◆ **Task**
From the passage on Australian temperature records, please return everything from "Historic documents show" down to "at 44 locations.", word for word.

◆ **Page excerpt**
----
Historic documents show 30-40%* of Australia’s warming trend is due to “adjustments”There was a time back in 1933 when the CSIRO was called CSIR and meteorologists figured that with 74 years of weather data on Australia, they really ought to publish a serious document collating all the monthly averages at hundreds of weather stations around Australia. Little did they know that years later, despite their best efforts, much of the same data would be forgotten and unused or would be adjusted, decades after the fact, and sometimes by as much as one or two degrees. Twenty years later The Commonwealth Bureau of Census and Statistics would publish an Official Year Book of Australia which included the mean temperature readings from 1911 to 1940 at 44 locations.
Chris Gillham has spent months poring over both these historic datasets, as well as the BoM’s Climate Data Online (CDO) which has the recent temperatures at these old stations. He also compares these old records to the new versions in the BOM’s all new, all marvelous, best quality ACORN dataset. He has published all the results and tables comparing CDO, CSIR and Year Book versions.
----
◆ **Data to examine**

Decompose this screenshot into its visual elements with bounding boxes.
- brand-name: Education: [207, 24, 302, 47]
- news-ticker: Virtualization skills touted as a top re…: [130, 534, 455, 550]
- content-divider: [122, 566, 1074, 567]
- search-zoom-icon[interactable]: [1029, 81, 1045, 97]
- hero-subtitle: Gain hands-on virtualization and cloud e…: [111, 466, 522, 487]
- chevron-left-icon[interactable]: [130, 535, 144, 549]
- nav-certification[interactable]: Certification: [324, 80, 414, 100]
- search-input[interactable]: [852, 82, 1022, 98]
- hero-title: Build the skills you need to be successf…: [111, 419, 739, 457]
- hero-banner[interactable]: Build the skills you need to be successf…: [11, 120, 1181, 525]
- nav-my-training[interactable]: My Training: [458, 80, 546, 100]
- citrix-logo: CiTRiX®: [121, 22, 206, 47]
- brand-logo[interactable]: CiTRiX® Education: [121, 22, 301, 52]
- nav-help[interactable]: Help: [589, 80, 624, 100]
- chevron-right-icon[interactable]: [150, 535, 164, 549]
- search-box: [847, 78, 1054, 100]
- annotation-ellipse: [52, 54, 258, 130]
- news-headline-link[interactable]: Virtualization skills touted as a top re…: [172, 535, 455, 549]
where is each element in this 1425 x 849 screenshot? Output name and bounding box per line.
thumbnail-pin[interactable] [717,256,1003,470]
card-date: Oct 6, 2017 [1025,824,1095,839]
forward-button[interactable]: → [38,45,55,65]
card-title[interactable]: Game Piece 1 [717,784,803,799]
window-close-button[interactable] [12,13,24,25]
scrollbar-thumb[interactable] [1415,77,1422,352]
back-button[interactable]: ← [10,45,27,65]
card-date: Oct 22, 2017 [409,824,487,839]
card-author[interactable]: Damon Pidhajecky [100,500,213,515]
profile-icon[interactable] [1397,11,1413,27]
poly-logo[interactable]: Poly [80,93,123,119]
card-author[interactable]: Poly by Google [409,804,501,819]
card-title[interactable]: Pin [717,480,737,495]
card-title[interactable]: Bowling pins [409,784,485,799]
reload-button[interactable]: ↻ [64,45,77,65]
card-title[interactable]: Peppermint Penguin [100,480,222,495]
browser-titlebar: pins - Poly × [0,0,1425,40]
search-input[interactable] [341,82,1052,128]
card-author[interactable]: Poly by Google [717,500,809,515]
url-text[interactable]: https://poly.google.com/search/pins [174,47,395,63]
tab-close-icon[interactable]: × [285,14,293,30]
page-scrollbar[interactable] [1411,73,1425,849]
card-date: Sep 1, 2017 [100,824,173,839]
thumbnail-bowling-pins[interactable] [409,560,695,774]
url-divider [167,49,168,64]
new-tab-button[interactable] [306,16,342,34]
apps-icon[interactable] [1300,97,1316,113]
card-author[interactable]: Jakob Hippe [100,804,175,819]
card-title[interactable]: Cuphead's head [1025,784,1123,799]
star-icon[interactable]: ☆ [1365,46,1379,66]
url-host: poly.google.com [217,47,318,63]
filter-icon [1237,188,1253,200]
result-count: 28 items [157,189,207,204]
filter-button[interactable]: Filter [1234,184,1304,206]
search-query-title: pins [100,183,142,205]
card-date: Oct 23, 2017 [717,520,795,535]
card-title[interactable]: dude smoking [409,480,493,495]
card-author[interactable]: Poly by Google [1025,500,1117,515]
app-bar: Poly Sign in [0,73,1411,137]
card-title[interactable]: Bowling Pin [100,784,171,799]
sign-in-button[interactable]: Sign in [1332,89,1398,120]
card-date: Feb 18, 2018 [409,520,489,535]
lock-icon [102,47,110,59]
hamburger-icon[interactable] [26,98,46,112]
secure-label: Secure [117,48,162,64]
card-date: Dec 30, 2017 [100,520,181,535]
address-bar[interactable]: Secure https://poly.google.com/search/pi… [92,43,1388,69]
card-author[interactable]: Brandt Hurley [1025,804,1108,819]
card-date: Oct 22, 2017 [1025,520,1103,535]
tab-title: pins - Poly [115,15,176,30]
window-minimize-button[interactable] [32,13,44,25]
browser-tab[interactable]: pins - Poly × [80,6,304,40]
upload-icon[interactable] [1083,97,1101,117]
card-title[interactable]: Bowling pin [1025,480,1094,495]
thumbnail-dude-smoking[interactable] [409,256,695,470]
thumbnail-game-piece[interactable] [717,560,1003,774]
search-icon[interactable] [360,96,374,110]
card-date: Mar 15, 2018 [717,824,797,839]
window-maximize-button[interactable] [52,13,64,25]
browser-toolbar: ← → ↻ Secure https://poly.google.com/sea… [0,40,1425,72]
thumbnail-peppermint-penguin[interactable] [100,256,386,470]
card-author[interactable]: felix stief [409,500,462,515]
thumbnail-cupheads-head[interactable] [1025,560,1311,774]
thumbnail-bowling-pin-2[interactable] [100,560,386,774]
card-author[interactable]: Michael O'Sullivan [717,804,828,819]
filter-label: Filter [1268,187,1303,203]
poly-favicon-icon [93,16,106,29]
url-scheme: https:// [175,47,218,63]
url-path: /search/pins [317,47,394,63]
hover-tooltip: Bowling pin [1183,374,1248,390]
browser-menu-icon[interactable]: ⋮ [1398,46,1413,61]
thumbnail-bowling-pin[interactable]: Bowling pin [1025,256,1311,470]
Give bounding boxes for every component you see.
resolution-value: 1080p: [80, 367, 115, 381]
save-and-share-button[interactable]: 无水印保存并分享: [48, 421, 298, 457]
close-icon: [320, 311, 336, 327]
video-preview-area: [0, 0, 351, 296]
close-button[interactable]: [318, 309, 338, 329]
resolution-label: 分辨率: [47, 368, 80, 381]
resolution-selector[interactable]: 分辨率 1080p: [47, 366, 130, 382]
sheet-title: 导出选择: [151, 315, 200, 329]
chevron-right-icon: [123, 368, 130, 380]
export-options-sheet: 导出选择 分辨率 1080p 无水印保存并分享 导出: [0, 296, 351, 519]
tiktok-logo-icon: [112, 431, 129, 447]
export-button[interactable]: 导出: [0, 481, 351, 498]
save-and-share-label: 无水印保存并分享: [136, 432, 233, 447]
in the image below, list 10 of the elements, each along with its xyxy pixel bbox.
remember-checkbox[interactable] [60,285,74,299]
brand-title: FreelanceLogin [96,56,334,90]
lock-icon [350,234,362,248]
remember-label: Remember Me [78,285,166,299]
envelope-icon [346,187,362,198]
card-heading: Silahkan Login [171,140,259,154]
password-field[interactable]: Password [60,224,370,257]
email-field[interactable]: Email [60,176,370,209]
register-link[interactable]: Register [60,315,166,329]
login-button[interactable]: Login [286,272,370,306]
----
◆ **Task solution**
Historic documents show 30-40%* of Australia’s warming trend is due to “adjustments”There was a time back in 1933 when the CSIRO was called CSIR and meteorologists figured that with 74 years of weather data on Australia, they really ought to publish a serious document collating all the monthly averages at hundreds of weather stations around Australia. Little did they know that years later, despite their best efforts, much of the same data would be forgotten and unused or would be adjusted, decades after the fact, and sometimes by as much as one or two degrees. Twenty years later The Commonwealth Bureau of Census and Statistics would publish an Official Year Book of Australia which included the mean temperature readings from 1911 to 1940 at 44 locations.